▸ What to do
Check every line of the entries below for the word "пајчето", and copy the ones that have it.

▸ Information provided
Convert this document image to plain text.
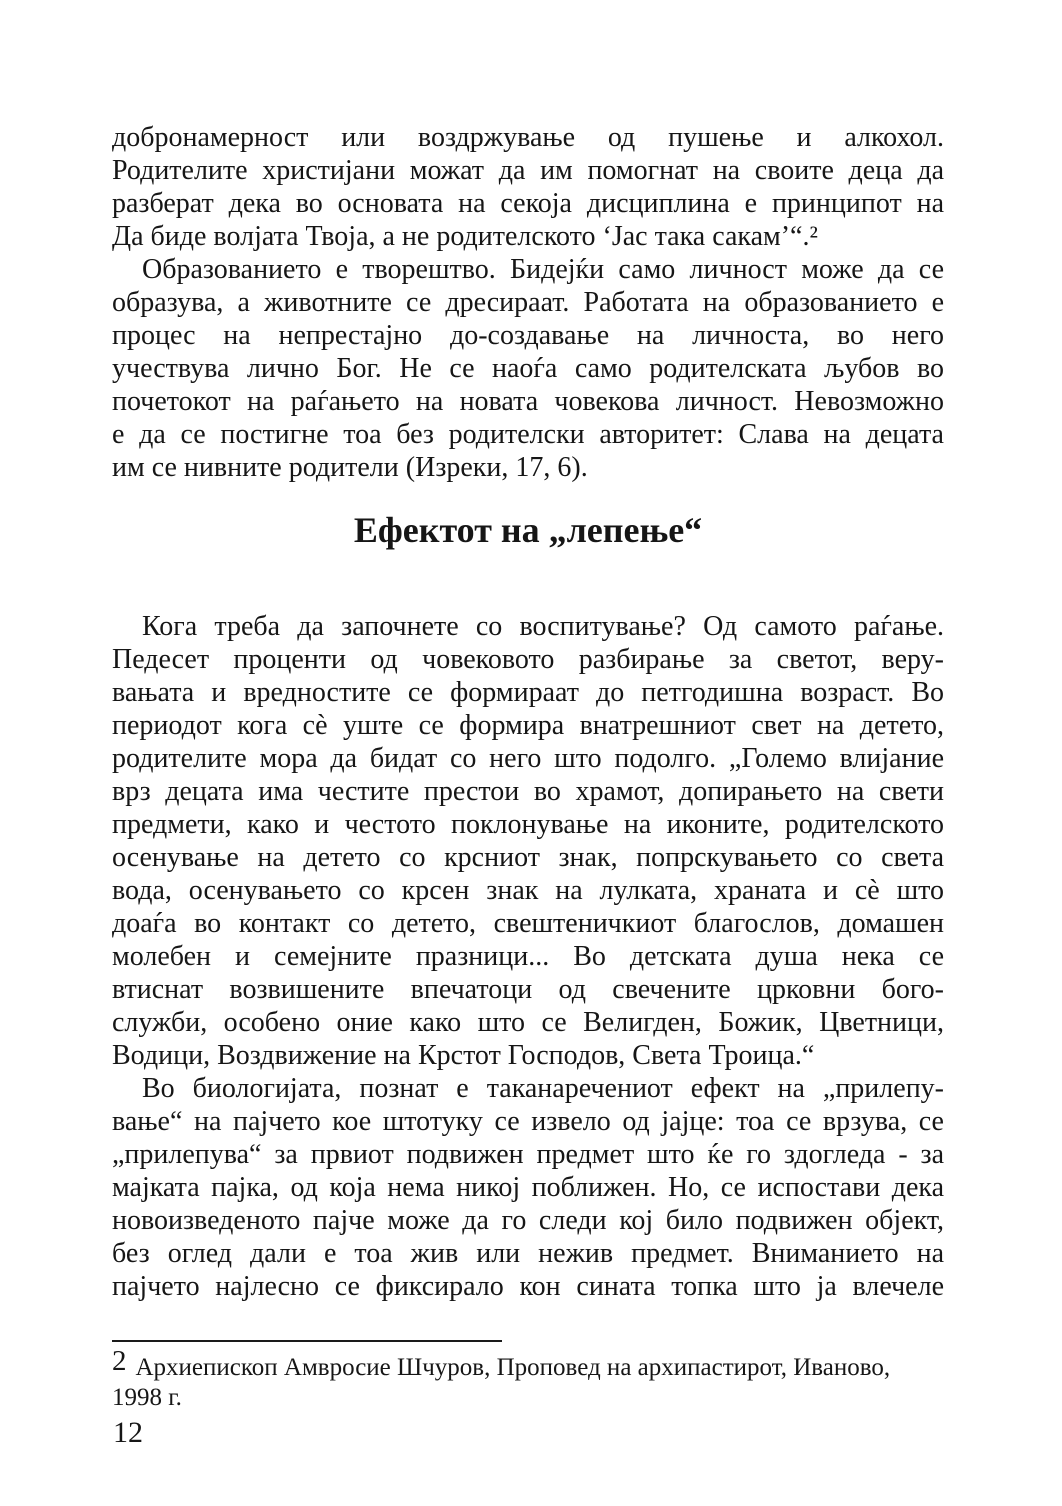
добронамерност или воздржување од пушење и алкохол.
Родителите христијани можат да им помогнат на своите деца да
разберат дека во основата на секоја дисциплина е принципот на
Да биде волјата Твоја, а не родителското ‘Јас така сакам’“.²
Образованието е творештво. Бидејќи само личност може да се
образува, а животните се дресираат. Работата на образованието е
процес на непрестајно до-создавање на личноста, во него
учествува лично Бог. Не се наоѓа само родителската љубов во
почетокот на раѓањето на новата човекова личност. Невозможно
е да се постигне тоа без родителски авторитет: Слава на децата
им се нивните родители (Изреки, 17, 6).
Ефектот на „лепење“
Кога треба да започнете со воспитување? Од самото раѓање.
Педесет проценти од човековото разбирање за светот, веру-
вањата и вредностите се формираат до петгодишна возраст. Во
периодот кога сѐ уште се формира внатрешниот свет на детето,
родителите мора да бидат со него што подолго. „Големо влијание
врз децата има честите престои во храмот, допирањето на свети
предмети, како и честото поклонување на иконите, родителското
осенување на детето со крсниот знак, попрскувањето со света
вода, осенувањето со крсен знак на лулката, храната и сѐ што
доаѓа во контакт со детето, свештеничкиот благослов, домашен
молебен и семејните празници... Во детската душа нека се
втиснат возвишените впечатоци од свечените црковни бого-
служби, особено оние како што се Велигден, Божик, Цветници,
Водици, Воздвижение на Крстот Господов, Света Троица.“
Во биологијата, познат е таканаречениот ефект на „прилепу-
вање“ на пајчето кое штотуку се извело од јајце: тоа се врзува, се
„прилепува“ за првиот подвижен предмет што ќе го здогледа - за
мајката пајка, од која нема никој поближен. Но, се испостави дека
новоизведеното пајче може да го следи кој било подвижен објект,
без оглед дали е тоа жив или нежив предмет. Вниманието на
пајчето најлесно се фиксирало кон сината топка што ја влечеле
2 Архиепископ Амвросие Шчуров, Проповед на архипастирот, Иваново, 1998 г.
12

▸ Expected answer
вање“ на пајчето кое штотуку се извело од јајце: тоа се врзува, се
пајчето најлесно се фиксирало кон сината топка што ја влечеле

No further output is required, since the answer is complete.